((

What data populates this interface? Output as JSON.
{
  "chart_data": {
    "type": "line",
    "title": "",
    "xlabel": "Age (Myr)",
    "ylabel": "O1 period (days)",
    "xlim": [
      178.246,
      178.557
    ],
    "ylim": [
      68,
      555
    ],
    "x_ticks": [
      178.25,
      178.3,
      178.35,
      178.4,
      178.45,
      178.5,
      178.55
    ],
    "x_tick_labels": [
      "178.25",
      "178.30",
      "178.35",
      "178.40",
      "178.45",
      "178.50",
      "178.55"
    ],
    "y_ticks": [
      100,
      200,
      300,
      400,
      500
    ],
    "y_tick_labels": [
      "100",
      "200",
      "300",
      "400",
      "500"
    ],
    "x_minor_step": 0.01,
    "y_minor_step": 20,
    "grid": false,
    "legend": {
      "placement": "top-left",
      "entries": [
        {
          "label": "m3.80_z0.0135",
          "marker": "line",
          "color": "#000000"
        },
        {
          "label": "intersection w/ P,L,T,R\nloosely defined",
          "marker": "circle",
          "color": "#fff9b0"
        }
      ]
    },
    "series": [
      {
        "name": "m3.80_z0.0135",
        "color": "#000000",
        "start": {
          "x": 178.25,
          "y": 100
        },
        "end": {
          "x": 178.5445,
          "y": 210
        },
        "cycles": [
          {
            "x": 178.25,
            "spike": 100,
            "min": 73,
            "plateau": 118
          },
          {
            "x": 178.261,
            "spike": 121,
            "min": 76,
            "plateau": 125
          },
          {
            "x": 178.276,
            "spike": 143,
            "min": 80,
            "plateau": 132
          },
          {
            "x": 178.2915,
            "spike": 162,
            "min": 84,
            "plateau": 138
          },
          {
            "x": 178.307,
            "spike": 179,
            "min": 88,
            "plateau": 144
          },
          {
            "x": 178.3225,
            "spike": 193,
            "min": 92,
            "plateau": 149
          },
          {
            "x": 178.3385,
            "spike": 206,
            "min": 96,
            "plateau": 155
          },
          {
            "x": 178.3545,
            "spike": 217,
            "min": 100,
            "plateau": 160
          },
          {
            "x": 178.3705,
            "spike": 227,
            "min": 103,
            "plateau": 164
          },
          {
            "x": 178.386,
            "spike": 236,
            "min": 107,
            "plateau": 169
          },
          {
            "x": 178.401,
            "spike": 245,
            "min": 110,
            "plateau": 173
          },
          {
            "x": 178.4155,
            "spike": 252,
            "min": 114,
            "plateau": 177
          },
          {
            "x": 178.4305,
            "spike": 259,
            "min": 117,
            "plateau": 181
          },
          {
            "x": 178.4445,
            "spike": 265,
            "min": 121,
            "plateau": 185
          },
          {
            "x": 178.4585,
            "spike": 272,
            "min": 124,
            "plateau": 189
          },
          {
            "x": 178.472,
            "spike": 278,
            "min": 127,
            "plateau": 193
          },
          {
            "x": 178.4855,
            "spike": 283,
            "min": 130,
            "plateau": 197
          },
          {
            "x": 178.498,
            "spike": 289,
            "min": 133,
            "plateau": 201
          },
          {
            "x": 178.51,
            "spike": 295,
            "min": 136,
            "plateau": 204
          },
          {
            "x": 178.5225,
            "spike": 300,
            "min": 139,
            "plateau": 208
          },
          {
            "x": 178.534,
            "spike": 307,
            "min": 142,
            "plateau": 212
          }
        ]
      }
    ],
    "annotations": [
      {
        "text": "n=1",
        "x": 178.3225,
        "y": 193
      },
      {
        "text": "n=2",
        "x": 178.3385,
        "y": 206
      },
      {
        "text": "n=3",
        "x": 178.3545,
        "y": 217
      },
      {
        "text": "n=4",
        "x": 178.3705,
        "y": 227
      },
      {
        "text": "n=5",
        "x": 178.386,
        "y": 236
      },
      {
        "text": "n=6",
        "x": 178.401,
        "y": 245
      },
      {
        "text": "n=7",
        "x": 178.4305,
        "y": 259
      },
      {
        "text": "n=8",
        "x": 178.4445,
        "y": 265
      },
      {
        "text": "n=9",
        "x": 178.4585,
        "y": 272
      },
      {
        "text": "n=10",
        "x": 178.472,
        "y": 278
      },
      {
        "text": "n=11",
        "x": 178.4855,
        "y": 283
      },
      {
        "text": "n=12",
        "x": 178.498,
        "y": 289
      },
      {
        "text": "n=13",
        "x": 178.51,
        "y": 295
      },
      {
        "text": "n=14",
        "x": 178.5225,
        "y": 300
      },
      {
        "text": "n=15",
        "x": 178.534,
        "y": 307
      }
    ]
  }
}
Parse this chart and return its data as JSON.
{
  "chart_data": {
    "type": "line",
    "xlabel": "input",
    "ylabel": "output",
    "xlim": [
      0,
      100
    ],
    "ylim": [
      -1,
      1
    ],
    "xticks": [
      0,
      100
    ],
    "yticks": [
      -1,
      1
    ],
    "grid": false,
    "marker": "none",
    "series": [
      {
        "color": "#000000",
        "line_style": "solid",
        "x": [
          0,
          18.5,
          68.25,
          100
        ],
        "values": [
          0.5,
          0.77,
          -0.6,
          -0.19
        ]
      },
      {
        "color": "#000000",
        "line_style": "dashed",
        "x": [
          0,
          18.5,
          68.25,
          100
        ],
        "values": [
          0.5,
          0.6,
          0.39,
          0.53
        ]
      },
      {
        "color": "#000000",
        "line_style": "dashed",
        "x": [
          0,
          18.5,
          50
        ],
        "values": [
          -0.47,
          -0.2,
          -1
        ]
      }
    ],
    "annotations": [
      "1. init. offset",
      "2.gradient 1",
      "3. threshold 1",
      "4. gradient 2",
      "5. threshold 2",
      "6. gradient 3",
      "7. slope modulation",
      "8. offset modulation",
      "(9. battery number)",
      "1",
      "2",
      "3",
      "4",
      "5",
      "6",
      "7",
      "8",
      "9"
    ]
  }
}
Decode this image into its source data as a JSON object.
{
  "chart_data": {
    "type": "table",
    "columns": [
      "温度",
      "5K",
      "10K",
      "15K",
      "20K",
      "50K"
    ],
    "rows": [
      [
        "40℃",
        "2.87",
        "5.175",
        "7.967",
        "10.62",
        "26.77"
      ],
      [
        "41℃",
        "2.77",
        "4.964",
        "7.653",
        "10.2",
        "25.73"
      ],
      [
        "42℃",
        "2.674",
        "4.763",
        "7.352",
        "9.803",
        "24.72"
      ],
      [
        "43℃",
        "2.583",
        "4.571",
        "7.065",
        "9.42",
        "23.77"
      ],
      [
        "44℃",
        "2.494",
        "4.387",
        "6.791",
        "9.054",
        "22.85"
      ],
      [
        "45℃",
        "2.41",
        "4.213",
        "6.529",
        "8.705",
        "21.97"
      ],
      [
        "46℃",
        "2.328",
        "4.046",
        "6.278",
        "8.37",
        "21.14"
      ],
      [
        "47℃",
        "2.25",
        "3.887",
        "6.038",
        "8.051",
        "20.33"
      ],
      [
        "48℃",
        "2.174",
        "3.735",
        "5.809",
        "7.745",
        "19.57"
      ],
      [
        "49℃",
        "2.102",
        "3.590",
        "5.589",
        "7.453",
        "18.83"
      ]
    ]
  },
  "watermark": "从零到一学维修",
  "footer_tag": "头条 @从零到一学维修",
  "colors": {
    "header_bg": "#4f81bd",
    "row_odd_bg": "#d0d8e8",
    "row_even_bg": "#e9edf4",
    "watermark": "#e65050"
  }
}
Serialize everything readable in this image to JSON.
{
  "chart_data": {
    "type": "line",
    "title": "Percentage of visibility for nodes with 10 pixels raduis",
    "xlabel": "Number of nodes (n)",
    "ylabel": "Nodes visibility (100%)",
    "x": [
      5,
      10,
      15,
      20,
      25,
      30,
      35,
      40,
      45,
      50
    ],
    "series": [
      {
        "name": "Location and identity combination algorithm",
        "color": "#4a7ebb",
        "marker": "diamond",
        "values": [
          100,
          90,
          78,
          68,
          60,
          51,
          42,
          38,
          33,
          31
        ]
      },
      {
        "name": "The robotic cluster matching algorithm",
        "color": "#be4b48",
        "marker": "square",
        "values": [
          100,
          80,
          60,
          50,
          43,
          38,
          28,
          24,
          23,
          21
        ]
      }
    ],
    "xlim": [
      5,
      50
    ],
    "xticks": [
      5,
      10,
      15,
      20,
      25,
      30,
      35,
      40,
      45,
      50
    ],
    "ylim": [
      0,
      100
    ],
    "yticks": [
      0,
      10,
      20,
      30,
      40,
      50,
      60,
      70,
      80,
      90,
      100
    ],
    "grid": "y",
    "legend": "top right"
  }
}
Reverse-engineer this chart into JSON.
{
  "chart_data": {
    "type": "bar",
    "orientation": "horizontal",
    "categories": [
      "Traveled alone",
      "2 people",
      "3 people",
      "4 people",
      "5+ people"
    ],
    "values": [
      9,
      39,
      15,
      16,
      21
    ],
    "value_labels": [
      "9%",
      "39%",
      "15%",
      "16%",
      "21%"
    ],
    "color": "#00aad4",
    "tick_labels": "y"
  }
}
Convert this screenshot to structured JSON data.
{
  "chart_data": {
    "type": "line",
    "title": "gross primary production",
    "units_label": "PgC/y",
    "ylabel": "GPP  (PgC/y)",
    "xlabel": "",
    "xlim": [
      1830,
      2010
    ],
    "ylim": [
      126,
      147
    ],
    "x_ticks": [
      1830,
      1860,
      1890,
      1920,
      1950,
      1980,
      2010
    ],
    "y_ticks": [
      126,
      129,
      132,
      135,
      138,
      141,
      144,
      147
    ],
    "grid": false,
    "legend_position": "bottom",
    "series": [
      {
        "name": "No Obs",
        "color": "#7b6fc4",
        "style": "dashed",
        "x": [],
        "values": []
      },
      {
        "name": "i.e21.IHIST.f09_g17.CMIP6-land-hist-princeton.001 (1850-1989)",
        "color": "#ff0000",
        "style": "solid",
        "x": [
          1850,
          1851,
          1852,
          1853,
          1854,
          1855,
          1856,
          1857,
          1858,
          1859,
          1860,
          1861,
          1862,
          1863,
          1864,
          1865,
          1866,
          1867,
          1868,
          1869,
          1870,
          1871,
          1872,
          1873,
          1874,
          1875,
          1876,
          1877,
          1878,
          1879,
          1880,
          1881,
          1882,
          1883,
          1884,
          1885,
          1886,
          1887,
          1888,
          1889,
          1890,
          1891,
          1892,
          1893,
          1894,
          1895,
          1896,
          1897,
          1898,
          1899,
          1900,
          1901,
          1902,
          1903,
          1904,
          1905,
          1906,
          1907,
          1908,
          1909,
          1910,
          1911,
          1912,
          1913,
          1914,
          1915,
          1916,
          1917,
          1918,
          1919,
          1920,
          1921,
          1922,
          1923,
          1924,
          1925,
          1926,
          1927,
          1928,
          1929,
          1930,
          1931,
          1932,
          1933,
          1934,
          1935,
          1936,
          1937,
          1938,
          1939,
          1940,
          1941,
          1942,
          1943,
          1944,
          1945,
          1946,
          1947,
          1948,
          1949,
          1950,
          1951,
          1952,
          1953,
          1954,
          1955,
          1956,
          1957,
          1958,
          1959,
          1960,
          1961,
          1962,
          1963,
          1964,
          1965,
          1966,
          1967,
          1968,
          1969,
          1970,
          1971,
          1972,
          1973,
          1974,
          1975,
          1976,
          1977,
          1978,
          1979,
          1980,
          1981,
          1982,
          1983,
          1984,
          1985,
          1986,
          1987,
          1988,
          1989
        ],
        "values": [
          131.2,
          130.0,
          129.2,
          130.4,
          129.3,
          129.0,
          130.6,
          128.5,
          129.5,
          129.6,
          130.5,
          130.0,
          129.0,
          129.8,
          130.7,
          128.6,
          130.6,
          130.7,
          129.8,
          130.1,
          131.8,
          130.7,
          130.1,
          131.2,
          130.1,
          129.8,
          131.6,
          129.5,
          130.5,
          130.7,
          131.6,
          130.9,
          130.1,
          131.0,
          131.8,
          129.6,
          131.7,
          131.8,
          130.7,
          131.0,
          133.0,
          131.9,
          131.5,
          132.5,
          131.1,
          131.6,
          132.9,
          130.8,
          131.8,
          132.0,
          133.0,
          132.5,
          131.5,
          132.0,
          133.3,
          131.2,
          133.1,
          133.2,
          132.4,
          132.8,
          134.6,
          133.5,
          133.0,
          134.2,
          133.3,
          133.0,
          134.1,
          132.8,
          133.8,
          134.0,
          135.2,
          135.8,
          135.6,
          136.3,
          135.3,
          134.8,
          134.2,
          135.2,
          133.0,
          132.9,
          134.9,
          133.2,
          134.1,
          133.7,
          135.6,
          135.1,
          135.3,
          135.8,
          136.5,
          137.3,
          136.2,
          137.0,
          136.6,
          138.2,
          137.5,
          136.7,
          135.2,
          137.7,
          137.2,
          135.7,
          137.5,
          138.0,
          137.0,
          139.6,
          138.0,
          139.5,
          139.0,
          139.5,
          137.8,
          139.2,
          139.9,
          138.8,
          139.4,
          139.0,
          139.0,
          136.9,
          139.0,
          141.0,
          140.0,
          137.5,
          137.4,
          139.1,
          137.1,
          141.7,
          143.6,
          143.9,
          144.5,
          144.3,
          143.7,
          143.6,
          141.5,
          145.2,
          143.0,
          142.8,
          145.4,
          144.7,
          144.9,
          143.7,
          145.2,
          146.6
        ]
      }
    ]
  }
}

))

*Aim of the task*: Copy out all lines from the material above that contain the string "从零到一学维修".

*Output of the task*:
  "watermark": "从零到一学维修",
  "footer_tag": "头条 @从零到一学维修",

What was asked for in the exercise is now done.